Task description
Output every line of the data exactly as it appears.

Input
────────────────────

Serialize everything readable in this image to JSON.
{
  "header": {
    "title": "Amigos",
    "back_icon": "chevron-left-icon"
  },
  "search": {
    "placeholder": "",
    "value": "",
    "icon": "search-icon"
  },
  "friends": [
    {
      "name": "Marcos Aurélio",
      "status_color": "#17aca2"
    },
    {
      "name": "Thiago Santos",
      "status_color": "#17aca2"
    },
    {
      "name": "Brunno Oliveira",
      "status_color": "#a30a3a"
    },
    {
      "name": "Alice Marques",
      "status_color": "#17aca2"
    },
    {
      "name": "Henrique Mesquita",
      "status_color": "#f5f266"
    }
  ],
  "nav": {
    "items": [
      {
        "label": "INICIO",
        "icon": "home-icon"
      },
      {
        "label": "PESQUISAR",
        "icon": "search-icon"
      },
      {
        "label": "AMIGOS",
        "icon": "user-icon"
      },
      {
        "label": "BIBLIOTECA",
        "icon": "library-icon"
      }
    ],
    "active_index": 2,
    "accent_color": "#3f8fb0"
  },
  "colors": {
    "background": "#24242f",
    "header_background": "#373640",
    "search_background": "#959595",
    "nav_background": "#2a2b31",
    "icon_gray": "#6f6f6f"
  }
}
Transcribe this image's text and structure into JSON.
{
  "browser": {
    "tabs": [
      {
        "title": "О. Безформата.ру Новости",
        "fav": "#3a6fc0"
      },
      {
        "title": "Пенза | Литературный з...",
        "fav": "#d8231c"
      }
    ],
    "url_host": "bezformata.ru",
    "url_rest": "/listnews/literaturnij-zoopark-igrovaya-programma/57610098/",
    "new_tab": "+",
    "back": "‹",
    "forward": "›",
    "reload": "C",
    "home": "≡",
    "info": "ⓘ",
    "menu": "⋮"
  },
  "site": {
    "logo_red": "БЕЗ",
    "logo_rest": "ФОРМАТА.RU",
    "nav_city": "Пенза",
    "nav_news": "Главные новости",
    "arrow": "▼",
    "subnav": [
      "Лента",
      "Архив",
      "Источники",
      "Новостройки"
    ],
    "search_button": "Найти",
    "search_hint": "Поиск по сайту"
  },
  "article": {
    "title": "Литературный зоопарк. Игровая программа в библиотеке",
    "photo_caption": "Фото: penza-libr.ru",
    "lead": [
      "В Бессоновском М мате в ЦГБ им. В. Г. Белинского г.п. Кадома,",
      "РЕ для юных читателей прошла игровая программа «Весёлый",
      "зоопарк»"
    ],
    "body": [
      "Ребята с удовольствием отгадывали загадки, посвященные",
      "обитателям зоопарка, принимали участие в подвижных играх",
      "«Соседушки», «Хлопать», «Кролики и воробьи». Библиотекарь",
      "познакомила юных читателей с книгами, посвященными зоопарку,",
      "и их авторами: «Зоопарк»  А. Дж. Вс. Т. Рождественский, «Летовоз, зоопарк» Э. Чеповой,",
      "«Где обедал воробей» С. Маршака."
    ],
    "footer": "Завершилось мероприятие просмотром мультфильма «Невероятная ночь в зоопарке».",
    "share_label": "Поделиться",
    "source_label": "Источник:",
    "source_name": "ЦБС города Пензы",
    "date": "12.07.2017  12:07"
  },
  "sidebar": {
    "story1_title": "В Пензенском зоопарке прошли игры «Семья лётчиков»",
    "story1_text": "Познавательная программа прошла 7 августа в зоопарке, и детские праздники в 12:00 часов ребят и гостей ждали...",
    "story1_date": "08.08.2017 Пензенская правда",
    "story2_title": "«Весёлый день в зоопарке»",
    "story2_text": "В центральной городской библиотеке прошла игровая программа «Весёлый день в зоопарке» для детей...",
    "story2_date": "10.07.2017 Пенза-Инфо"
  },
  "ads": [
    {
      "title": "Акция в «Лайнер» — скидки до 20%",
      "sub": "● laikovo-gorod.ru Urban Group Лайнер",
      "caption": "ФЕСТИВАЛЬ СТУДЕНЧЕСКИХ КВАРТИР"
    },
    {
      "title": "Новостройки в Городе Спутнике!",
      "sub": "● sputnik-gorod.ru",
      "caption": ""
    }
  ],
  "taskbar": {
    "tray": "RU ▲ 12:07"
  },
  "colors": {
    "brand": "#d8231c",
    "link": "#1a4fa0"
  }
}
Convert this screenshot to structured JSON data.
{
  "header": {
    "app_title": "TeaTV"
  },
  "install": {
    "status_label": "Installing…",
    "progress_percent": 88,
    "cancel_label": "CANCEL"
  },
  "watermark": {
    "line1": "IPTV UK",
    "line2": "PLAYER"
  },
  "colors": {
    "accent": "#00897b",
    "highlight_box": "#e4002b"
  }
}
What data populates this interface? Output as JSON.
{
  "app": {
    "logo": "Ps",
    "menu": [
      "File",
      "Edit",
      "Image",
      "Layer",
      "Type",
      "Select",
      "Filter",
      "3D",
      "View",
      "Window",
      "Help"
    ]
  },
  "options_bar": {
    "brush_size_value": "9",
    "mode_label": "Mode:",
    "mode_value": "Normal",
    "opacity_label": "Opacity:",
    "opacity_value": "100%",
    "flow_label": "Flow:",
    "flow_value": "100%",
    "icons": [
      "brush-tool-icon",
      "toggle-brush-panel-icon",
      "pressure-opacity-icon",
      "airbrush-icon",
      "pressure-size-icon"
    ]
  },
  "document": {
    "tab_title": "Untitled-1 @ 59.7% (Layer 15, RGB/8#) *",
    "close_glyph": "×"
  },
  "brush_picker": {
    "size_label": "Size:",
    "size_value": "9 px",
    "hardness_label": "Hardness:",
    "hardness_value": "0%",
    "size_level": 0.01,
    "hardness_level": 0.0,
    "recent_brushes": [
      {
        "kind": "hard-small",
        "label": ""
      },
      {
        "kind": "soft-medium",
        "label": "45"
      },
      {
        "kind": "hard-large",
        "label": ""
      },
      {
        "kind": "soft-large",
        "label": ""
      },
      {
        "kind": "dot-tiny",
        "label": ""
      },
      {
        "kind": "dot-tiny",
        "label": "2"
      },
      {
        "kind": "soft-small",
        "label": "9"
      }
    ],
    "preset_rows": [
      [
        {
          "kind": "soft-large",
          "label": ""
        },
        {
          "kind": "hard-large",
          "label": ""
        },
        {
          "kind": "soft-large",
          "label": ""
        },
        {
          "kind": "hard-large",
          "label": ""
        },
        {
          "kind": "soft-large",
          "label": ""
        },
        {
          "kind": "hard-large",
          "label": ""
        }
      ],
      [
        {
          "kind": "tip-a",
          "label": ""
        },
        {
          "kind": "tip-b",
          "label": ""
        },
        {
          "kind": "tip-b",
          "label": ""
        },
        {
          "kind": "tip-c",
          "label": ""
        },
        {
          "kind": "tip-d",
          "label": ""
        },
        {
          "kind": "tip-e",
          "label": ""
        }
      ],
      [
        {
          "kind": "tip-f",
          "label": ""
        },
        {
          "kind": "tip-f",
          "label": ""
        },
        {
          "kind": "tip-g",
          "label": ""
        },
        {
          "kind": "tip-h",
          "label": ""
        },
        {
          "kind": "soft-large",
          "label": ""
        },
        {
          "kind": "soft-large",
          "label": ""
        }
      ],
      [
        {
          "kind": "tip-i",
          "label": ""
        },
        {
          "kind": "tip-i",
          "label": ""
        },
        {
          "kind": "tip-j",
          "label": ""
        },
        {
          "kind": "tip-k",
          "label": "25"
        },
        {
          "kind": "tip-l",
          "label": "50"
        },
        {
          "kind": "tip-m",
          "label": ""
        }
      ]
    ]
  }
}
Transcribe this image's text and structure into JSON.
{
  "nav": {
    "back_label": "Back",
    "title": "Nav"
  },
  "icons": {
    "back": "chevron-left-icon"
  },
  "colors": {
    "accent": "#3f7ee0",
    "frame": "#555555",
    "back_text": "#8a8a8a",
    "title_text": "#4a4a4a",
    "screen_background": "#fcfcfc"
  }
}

────────────────────

In response
Serialize everything readable in this image to JSON.
{
  "header": {
    "title": "Amigos",
    "back_icon": "chevron-left-icon"
  },
  "search": {
    "placeholder": "",
    "value": "",
    "icon": "search-icon"
  },
  "friends": [
    {
      "name": "Marcos Aurélio",
      "status_color": "#17aca2"
    },
    {
      "name": "Thiago Santos",
      "status_color": "#17aca2"
    },
    {
      "name": "Brunno Oliveira",
      "status_color": "#a30a3a"
    },
    {
      "name": "Alice Marques",
      "status_color": "#17aca2"
    },
    {
      "name": "Henrique Mesquita",
      "status_color": "#f5f266"
    }
  ],
  "nav": {
    "items": [
      {
        "label": "INICIO",
        "icon": "home-icon"
      },
      {
        "label": "PESQUISAR",
        "icon": "search-icon"
      },
      {
        "label": "AMIGOS",
        "icon": "user-icon"
      },
      {
        "label": "BIBLIOTECA",
        "icon": "library-icon"
      }
    ],
    "active_index": 2,
    "accent_color": "#3f8fb0"
  },
  "colors": {
    "background": "#24242f",
    "header_background": "#373640",
    "search_background": "#959595",
    "nav_background": "#2a2b31",
    "icon_gray": "#6f6f6f"
  }
}
Transcribe this image's text and structure into JSON.
{
  "browser": {
    "tabs": [
      {
        "title": "О. Безформата.ру Новости",
        "fav": "#3a6fc0"
      },
      {
        "title": "Пенза | Литературный з...",
        "fav": "#d8231c"
      }
    ],
    "url_host": "bezformata.ru",
    "url_rest": "/listnews/literaturnij-zoopark-igrovaya-programma/57610098/",
    "new_tab": "+",
    "back": "‹",
    "forward": "›",
    "reload": "C",
    "home": "≡",
    "info": "ⓘ",
    "menu": "⋮"
  },
  "site": {
    "logo_red": "БЕЗ",
    "logo_rest": "ФОРМАТА.RU",
    "nav_city": "Пенза",
    "nav_news": "Главные новости",
    "arrow": "▼",
    "subnav": [
      "Лента",
      "Архив",
      "Источники",
      "Новостройки"
    ],
    "search_button": "Найти",
    "search_hint": "Поиск по сайту"
  },
  "article": {
    "title": "Литературный зоопарк. Игровая программа в библиотеке",
    "photo_caption": "Фото: penza-libr.ru",
    "lead": [
      "В Бессоновском М мате в ЦГБ им. В. Г. Белинского г.п. Кадома,",
      "РЕ для юных читателей прошла игровая программа «Весёлый",
      "зоопарк»"
    ],
    "body": [
      "Ребята с удовольствием отгадывали загадки, посвященные",
      "обитателям зоопарка, принимали участие в подвижных играх",
      "«Соседушки», «Хлопать», «Кролики и воробьи». Библиотекарь",
      "познакомила юных читателей с книгами, посвященными зоопарку,",
      "и их авторами: «Зоопарк»  А. Дж. Вс. Т. Рождественский, «Летовоз, зоопарк» Э. Чеповой,",
      "«Где обедал воробей» С. Маршака."
    ],
    "footer": "Завершилось мероприятие просмотром мультфильма «Невероятная ночь в зоопарке».",
    "share_label": "Поделиться",
    "source_label": "Источник:",
    "source_name": "ЦБС города Пензы",
    "date": "12.07.2017  12:07"
  },
  "sidebar": {
    "story1_title": "В Пензенском зоопарке прошли игры «Семья лётчиков»",
    "story1_text": "Познавательная программа прошла 7 августа в зоопарке, и детские праздники в 12:00 часов ребят и гостей ждали...",
    "story1_date": "08.08.2017 Пензенская правда",
    "story2_title": "«Весёлый день в зоопарке»",
    "story2_text": "В центральной городской библиотеке прошла игровая программа «Весёлый день в зоопарке» для детей...",
    "story2_date": "10.07.2017 Пенза-Инфо"
  },
  "ads": [
    {
      "title": "Акция в «Лайнер» — скидки до 20%",
      "sub": "● laikovo-gorod.ru Urban Group Лайнер",
      "caption": "ФЕСТИВАЛЬ СТУДЕНЧЕСКИХ КВАРТИР"
    },
    {
      "title": "Новостройки в Городе Спутнике!",
      "sub": "● sputnik-gorod.ru",
      "caption": ""
    }
  ],
  "taskbar": {
    "tray": "RU ▲ 12:07"
  },
  "colors": {
    "brand": "#d8231c",
    "link": "#1a4fa0"
  }
}
Convert this screenshot to structured JSON data.
{
  "header": {
    "app_title": "TeaTV"
  },
  "install": {
    "status_label": "Installing…",
    "progress_percent": 88,
    "cancel_label": "CANCEL"
  },
  "watermark": {
    "line1": "IPTV UK",
    "line2": "PLAYER"
  },
  "colors": {
    "accent": "#00897b",
    "highlight_box": "#e4002b"
  }
}
What data populates this interface? Output as JSON.
{
  "app": {
    "logo": "Ps",
    "menu": [
      "File",
      "Edit",
      "Image",
      "Layer",
      "Type",
      "Select",
      "Filter",
      "3D",
      "View",
      "Window",
      "Help"
    ]
  },
  "options_bar": {
    "brush_size_value": "9",
    "mode_label": "Mode:",
    "mode_value": "Normal",
    "opacity_label": "Opacity:",
    "opacity_value": "100%",
    "flow_label": "Flow:",
    "flow_value": "100%",
    "icons": [
      "brush-tool-icon",
      "toggle-brush-panel-icon",
      "pressure-opacity-icon",
      "airbrush-icon",
      "pressure-size-icon"
    ]
  },
  "document": {
    "tab_title": "Untitled-1 @ 59.7% (Layer 15, RGB/8#) *",
    "close_glyph": "×"
  },
  "brush_picker": {
    "size_label": "Size:",
    "size_value": "9 px",
    "hardness_label": "Hardness:",
    "hardness_value": "0%",
    "size_level": 0.01,
    "hardness_level": 0.0,
    "recent_brushes": [
      {
        "kind": "hard-small",
        "label": ""
      },
      {
        "kind": "soft-medium",
        "label": "45"
      },
      {
        "kind": "hard-large",
        "label": ""
      },
      {
        "kind": "soft-large",
        "label": ""
      },
      {
        "kind": "dot-tiny",
        "label": ""
      },
      {
        "kind": "dot-tiny",
        "label": "2"
      },
      {
        "kind": "soft-small",
        "label": "9"
      }
    ],
    "preset_rows": [
      [
        {
          "kind": "soft-large",
          "label": ""
        },
        {
          "kind": "hard-large",
          "label": ""
        },
        {
          "kind": "soft-large",
          "label": ""
        },
        {
          "kind": "hard-large",
          "label": ""
        },
        {
          "kind": "soft-large",
          "label": ""
        },
        {
          "kind": "hard-large",
          "label": ""
        }
      ],
      [
        {
          "kind": "tip-a",
          "label": ""
        },
        {
          "kind": "tip-b",
          "label": ""
        },
        {
          "kind": "tip-b",
          "label": ""
        },
        {
          "kind": "tip-c",
          "label": ""
        },
        {
          "kind": "tip-d",
          "label": ""
        },
        {
          "kind": "tip-e",
          "label": ""
        }
      ],
      [
        {
          "kind": "tip-f",
          "label": ""
        },
        {
          "kind": "tip-f",
          "label": ""
        },
        {
          "kind": "tip-g",
          "label": ""
        },
        {
          "kind": "tip-h",
          "label": ""
        },
        {
          "kind": "soft-large",
          "label": ""
        },
        {
          "kind": "soft-large",
          "label": ""
        }
      ],
      [
        {
          "kind": "tip-i",
          "label": ""
        },
        {
          "kind": "tip-i",
          "label": ""
        },
        {
          "kind": "tip-j",
          "label": ""
        },
        {
          "kind": "tip-k",
          "label": "25"
        },
        {
          "kind": "tip-l",
          "label": "50"
        },
        {
          "kind": "tip-m",
          "label": ""
        }
      ]
    ]
  }
}
Transcribe this image's text and structure into JSON.
{
  "nav": {
    "back_label": "Back",
    "title": "Nav"
  },
  "icons": {
    "back": "chevron-left-icon"
  },
  "colors": {
    "accent": "#3f7ee0",
    "frame": "#555555",
    "back_text": "#8a8a8a",
    "title_text": "#4a4a4a",
    "screen_background": "#fcfcfc"
  }
}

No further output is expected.